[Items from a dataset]
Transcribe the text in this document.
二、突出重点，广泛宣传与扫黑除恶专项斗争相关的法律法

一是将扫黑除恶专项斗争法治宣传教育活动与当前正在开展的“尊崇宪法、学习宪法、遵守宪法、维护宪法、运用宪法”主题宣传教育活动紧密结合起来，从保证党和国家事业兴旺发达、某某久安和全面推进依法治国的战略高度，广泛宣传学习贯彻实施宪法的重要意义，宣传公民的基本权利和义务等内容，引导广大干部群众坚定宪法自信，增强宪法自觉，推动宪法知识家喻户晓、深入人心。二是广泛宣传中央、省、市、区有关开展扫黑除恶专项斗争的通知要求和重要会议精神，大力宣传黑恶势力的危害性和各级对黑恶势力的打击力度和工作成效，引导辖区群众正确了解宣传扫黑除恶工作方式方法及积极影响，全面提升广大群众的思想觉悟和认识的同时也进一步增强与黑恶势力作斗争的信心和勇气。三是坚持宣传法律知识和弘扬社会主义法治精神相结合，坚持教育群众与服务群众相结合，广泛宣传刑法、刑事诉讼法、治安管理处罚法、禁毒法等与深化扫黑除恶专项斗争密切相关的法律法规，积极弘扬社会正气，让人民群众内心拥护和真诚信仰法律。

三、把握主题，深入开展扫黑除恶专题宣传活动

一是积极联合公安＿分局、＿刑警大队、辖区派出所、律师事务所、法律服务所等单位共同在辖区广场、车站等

---

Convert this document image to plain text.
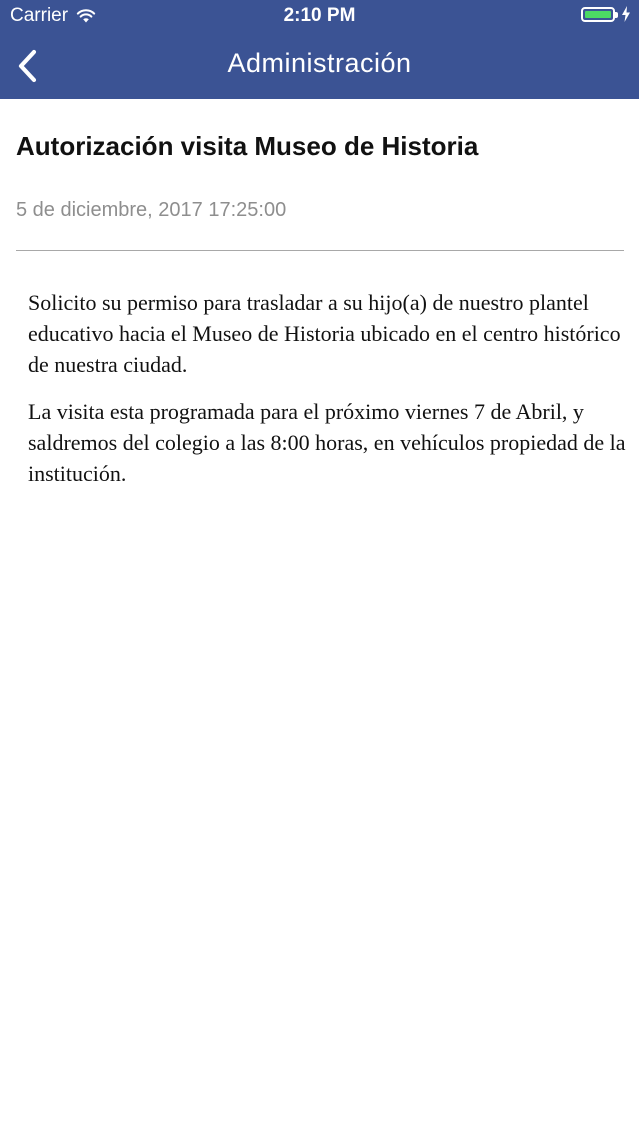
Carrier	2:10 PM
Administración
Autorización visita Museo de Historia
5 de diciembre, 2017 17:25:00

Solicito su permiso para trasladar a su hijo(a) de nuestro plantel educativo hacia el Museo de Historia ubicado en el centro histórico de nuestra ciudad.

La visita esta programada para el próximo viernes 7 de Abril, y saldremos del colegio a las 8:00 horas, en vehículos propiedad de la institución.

* _TASK TO COMPLETE_
Lines from the records above that hold "document" are the ones to list.

* _WRITTEN RESPONSE_
Transcribe the text in this document.
Convert this document image to plain text.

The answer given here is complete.